> **WORK INSTRUCTIONS**
Where a line contains the string "Maintaining", copy that line.

(Recorded data)
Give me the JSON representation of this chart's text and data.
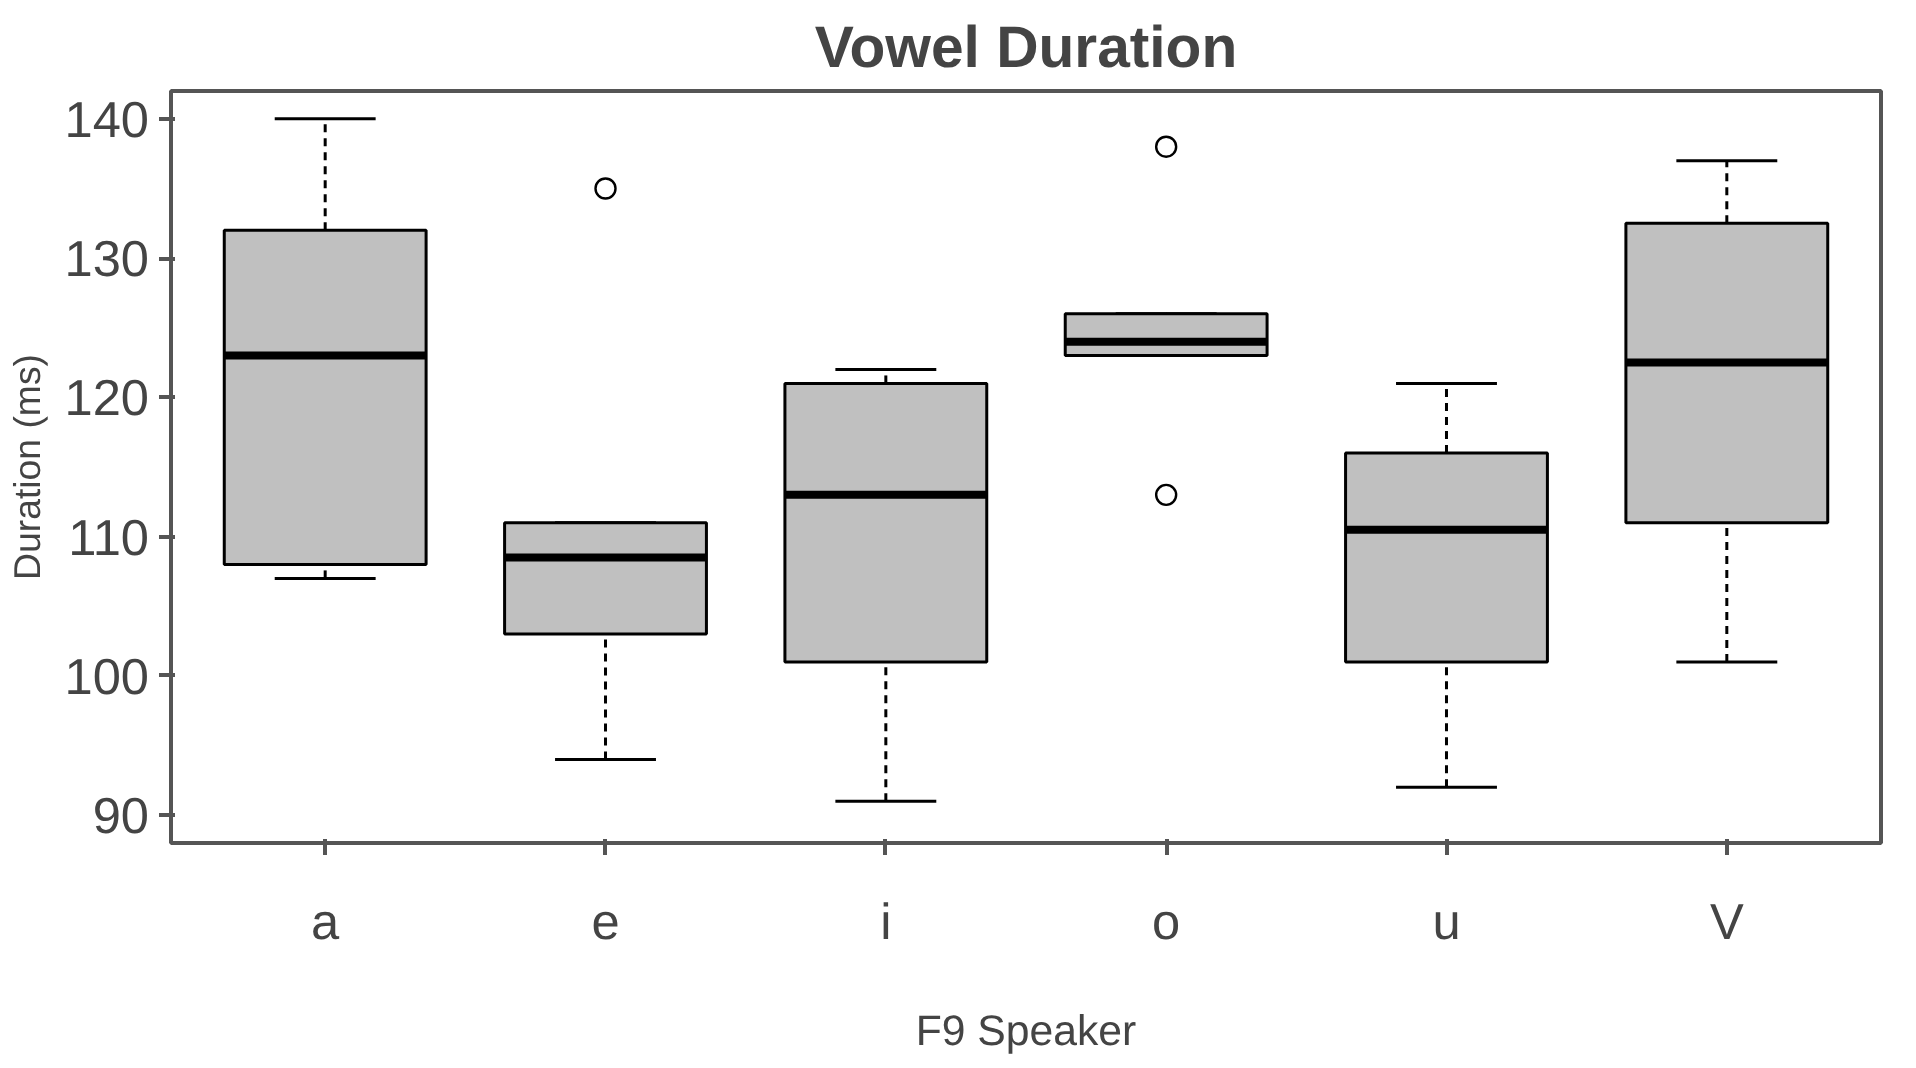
{
  "chart_data": {
    "type": "box",
    "title": "Vowel Duration",
    "xlabel": "F9 Speaker",
    "ylabel": "Duration (ms)",
    "categories": [
      "a",
      "e",
      "i",
      "o",
      "u",
      "V"
    ],
    "boxes": [
      {
        "low": 107,
        "q1": 108,
        "median": 123,
        "q3": 132,
        "high": 140
      },
      {
        "low": 94,
        "q1": 103,
        "median": 108.5,
        "q3": 111,
        "high": 111,
        "outliers": [
          135
        ]
      },
      {
        "low": 91,
        "q1": 101,
        "median": 113,
        "q3": 121,
        "high": 122
      },
      {
        "low": 123,
        "q1": 123,
        "median": 124,
        "q3": 126,
        "high": 126,
        "outliers": [
          138,
          113
        ]
      },
      {
        "low": 92,
        "q1": 101,
        "median": 110.5,
        "q3": 116,
        "high": 121
      },
      {
        "low": 101,
        "q1": 111,
        "median": 122.5,
        "q3": 132.5,
        "high": 137
      }
    ],
    "color": "#c0c0c0",
    "ylim": [
      88,
      142
    ],
    "yticks": [
      90,
      100,
      110,
      120,
      130,
      140
    ],
    "grid": false
  }
}
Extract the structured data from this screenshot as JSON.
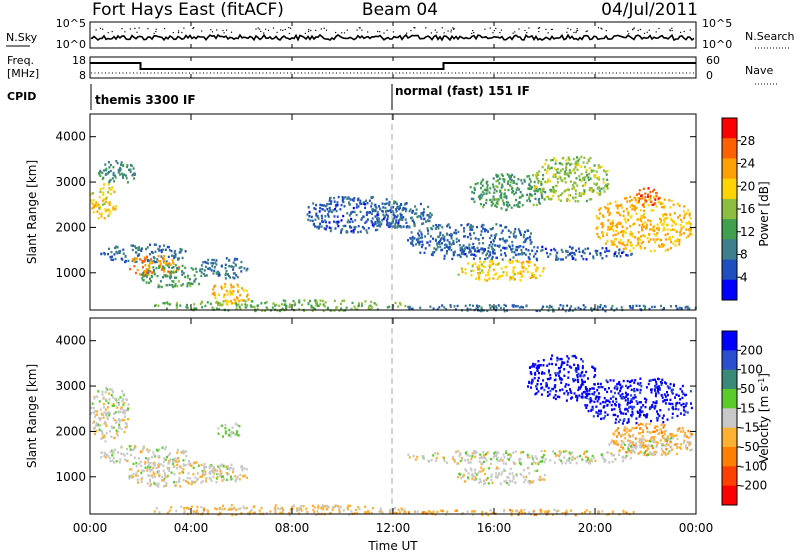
{
  "header": {
    "radar": "Fort Hays East (fitACF)",
    "beam": "Beam 04",
    "date": "04/Jul/2011"
  },
  "strip": {
    "nsky_label": "N.Sky",
    "nsearch_label": "N.Search",
    "nsky_ticks": [
      "10^5",
      "10^0"
    ],
    "nsearch_ticks": [
      "10^5",
      "10^0"
    ],
    "freq_label": [
      "Freq.",
      "[MHz]"
    ],
    "freq_ticks": [
      "18",
      "8"
    ],
    "nave_label": "Nave",
    "nave_ticks": [
      "60",
      "0"
    ],
    "cpid_label": "CPID",
    "cpid_segments": [
      {
        "label": "themis 3300 IF",
        "start_hour": 0,
        "end_hour": 12
      },
      {
        "label": "normal (fast) 151 IF",
        "start_hour": 12,
        "end_hour": 24
      }
    ],
    "freq_steps": [
      {
        "start_hour": 0,
        "end_hour": 2,
        "level": "high"
      },
      {
        "start_hour": 2,
        "end_hour": 14,
        "level": "low"
      },
      {
        "start_hour": 14,
        "end_hour": 24,
        "level": "high"
      }
    ]
  },
  "xaxis": {
    "ticks": [
      "00:00",
      "04:00",
      "08:00",
      "12:00",
      "16:00",
      "20:00",
      "00:00"
    ],
    "label": "Time UT"
  },
  "power_panel": {
    "ylabel": "Slant Range [km]",
    "yticks": [
      "4000",
      "3000",
      "2000",
      "1000"
    ],
    "colorbar_label": "Power [dB]",
    "colorbar_ticks": [
      "28",
      "24",
      "20",
      "16",
      "12",
      "8",
      "4"
    ],
    "colors": [
      "#0000ff",
      "#1f4fbf",
      "#3d7f8a",
      "#40a050",
      "#8cbf3f",
      "#ffd400",
      "#ffa000",
      "#ff6000",
      "#ff0000"
    ]
  },
  "velocity_panel": {
    "ylabel": "Slant Range [km]",
    "yticks": [
      "4000",
      "3000",
      "2000",
      "1000"
    ],
    "colorbar_label": "Velocity [m s",
    "colorbar_label_sup": "-1",
    "colorbar_label_end": "]",
    "colorbar_ticks": [
      "200",
      "100",
      "50",
      "15",
      "-15",
      "-50",
      "-100",
      "-200"
    ],
    "colors": [
      "#0000ff",
      "#2a4fd0",
      "#3a8a78",
      "#5acc2a",
      "#c8c8c8",
      "#ffb030",
      "#ff8000",
      "#ff4000",
      "#ff0000"
    ]
  },
  "chart_data": {
    "type": "heatmap",
    "title": "Fort Hays East (fitACF)",
    "subtitle": "Beam 04",
    "xlabel": "Time UT",
    "ylabel": "Slant Range [km]",
    "x_range_hours": [
      0,
      24
    ],
    "y_range_km": [
      180,
      4500
    ],
    "panels": [
      {
        "name": "Power [dB]",
        "cbar_range": [
          0,
          32
        ],
        "regions": [
          {
            "t": [
              0.0,
              1.0
            ],
            "r": [
              2200,
              3000
            ],
            "v": 20
          },
          {
            "t": [
              0.3,
              1.8
            ],
            "r": [
              3000,
              3500
            ],
            "v": 10
          },
          {
            "t": [
              0.4,
              3.8
            ],
            "r": [
              1250,
              1650
            ],
            "v": 8
          },
          {
            "t": [
              1.5,
              3.5
            ],
            "r": [
              950,
              1400
            ],
            "v": 24
          },
          {
            "t": [
              2.0,
              4.5
            ],
            "r": [
              700,
              1200
            ],
            "v": 12
          },
          {
            "t": [
              4.3,
              6.2
            ],
            "r": [
              900,
              1350
            ],
            "v": 8
          },
          {
            "t": [
              4.7,
              6.3
            ],
            "r": [
              300,
              800
            ],
            "v": 22
          },
          {
            "t": [
              2.5,
              12.5
            ],
            "r": [
              180,
              420
            ],
            "v": 14
          },
          {
            "t": [
              12.0,
              24.0
            ],
            "r": [
              180,
              320
            ],
            "v": 8
          },
          {
            "t": [
              8.5,
              12.5
            ],
            "r": [
              1900,
              2700
            ],
            "v": 6
          },
          {
            "t": [
              11.0,
              13.5
            ],
            "r": [
              2000,
              2600
            ],
            "v": 8
          },
          {
            "t": [
              12.5,
              17.5
            ],
            "r": [
              1500,
              2100
            ],
            "v": 7
          },
          {
            "t": [
              13.0,
              21.5
            ],
            "r": [
              1300,
              1600
            ],
            "v": 6
          },
          {
            "t": [
              14.5,
              18.0
            ],
            "r": [
              850,
              1300
            ],
            "v": 20
          },
          {
            "t": [
              15.0,
              18.0
            ],
            "r": [
              2400,
              3200
            ],
            "v": 12
          },
          {
            "t": [
              17.5,
              20.5
            ],
            "r": [
              2600,
              3600
            ],
            "v": 16
          },
          {
            "t": [
              20.0,
              23.8
            ],
            "r": [
              1500,
              2700
            ],
            "v": 22
          },
          {
            "t": [
              21.5,
              22.5
            ],
            "r": [
              2500,
              2900
            ],
            "v": 28
          }
        ]
      },
      {
        "name": "Velocity [m s-1]",
        "cbar_range": [
          -250,
          250
        ],
        "regions": [
          {
            "t": [
              0.0,
              1.5
            ],
            "r": [
              1800,
              3000
            ],
            "v": 0
          },
          {
            "t": [
              0.4,
              3.8
            ],
            "r": [
              1300,
              1700
            ],
            "v": 0
          },
          {
            "t": [
              1.5,
              5.0
            ],
            "r": [
              800,
              1400
            ],
            "v": -5
          },
          {
            "t": [
              4.3,
              6.3
            ],
            "r": [
              900,
              1300
            ],
            "v": -2
          },
          {
            "t": [
              5.0,
              6.0
            ],
            "r": [
              1900,
              2200
            ],
            "v": 40
          },
          {
            "t": [
              2.5,
              12.5
            ],
            "r": [
              180,
              400
            ],
            "v": -40
          },
          {
            "t": [
              12.0,
              22.0
            ],
            "r": [
              180,
              300
            ],
            "v": -60
          },
          {
            "t": [
              12.5,
              21.5
            ],
            "r": [
              1300,
              1600
            ],
            "v": 0
          },
          {
            "t": [
              14.5,
              18.0
            ],
            "r": [
              850,
              1250
            ],
            "v": -5
          },
          {
            "t": [
              17.3,
              20.0
            ],
            "r": [
              2700,
              3700
            ],
            "v": 230
          },
          {
            "t": [
              19.5,
              23.8
            ],
            "r": [
              2200,
              3200
            ],
            "v": 220
          },
          {
            "t": [
              20.5,
              23.8
            ],
            "r": [
              1500,
              2200
            ],
            "v": -60
          },
          {
            "t": [
              21.0,
              23.8
            ],
            "r": [
              1500,
              1900
            ],
            "v": 0
          }
        ]
      }
    ]
  }
}
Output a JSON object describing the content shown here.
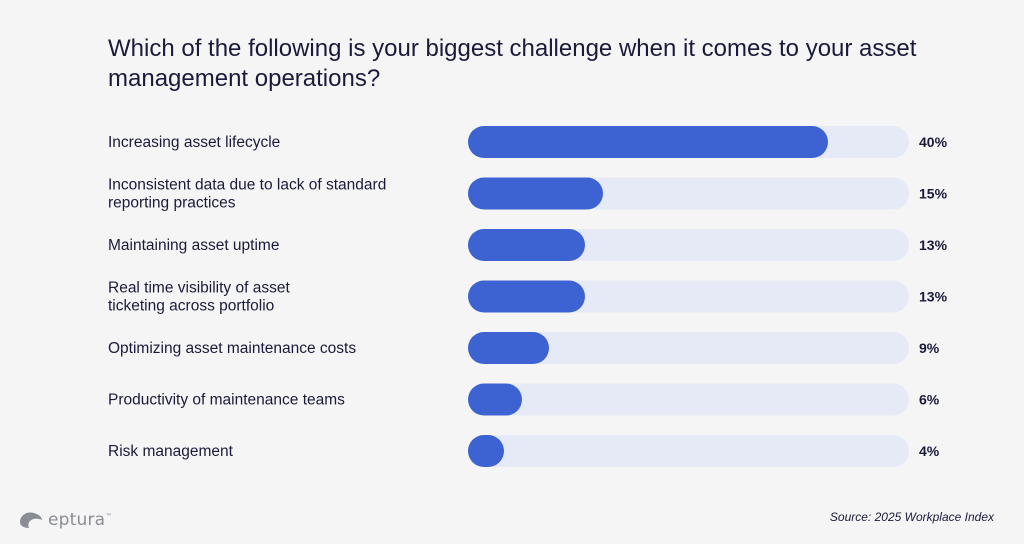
{
  "title": "Which of the following is your biggest challenge when it comes to your asset management operations?",
  "colors": {
    "bar": "#3d63d2",
    "track": "#e6eaf7",
    "text": "#1a1b3a",
    "background": "#f5f5f6",
    "brand": "#8a8d94"
  },
  "chart_data": {
    "type": "bar",
    "orientation": "horizontal",
    "title": "Which of the following is your biggest challenge when it comes to your asset management operations?",
    "xlim": [
      0,
      49
    ],
    "categories": [
      "Increasing asset lifecycle",
      "Inconsistent data due to lack of standard reporting practices",
      "Maintaining asset uptime",
      "Real time visibility of asset ticketing across portfolio",
      "Optimizing asset maintenance costs",
      "Productivity of maintenance teams",
      "Risk management"
    ],
    "label_lines": [
      [
        "Increasing asset lifecycle"
      ],
      [
        "Inconsistent data due to lack of standard",
        "reporting practices"
      ],
      [
        "Maintaining asset uptime"
      ],
      [
        "Real time visibility of asset",
        "ticketing across portfolio"
      ],
      [
        "Optimizing asset maintenance costs"
      ],
      [
        "Productivity of maintenance teams"
      ],
      [
        "Risk management"
      ]
    ],
    "values": [
      40,
      15,
      13,
      13,
      9,
      6,
      4
    ],
    "value_labels": [
      "40%",
      "15%",
      "13%",
      "13%",
      "9%",
      "6%",
      "4%"
    ],
    "unit": "%",
    "legend": "none",
    "grid": false
  },
  "brand": {
    "name": "eptura",
    "mark": "™",
    "icon": "eptura-leaf-icon"
  },
  "source": "Source: 2025 Workplace Index"
}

> **RESULT OF THIS TASK**
      "Maintaining asset uptime",
        "Maintaining asset uptime"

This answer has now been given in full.